Directions — Copy every line of the data in which the word "загрязнения" occurs.

======== Records

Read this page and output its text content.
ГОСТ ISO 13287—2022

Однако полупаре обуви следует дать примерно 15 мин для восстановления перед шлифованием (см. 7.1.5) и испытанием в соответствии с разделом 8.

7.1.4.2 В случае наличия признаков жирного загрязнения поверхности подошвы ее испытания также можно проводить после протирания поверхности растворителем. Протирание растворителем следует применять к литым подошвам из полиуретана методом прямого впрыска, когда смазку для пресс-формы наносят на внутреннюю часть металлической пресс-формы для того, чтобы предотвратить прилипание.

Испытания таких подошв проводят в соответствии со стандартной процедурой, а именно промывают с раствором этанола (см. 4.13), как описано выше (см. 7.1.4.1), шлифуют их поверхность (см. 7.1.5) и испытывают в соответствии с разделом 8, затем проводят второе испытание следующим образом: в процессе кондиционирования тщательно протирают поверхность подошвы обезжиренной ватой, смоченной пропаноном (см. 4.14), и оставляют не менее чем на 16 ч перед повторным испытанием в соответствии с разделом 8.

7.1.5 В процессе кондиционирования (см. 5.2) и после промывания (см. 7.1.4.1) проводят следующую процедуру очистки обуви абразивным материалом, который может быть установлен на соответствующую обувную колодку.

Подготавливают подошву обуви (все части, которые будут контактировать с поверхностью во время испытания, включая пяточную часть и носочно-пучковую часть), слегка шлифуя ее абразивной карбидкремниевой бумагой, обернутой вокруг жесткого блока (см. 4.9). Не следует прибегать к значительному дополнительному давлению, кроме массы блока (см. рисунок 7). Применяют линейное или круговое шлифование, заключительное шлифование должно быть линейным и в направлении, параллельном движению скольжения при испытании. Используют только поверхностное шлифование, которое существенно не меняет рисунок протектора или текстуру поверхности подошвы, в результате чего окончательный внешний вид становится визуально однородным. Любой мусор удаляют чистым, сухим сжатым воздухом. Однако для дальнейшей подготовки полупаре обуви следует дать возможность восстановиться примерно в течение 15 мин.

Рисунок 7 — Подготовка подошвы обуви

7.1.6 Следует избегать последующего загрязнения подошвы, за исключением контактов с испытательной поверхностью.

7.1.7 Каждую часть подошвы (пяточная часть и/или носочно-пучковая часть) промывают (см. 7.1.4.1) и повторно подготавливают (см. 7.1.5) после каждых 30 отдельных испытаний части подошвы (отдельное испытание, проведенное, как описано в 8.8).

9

================

The answer —
7.1.4.2 В случае наличия признаков жирного загрязнения поверхности подошвы ее испытания также можно проводить после протирания поверхности растворителем. Протирание растворителем следует применять к литым подошвам из полиуретана методом прямого впрыска, когда смазку для пресс-формы наносят на внутреннюю часть металлической пресс-формы для того, чтобы предотвратить прилипание.
7.1.6 Следует избегать последующего загрязнения подошвы, за исключением контактов с испытательной поверхностью.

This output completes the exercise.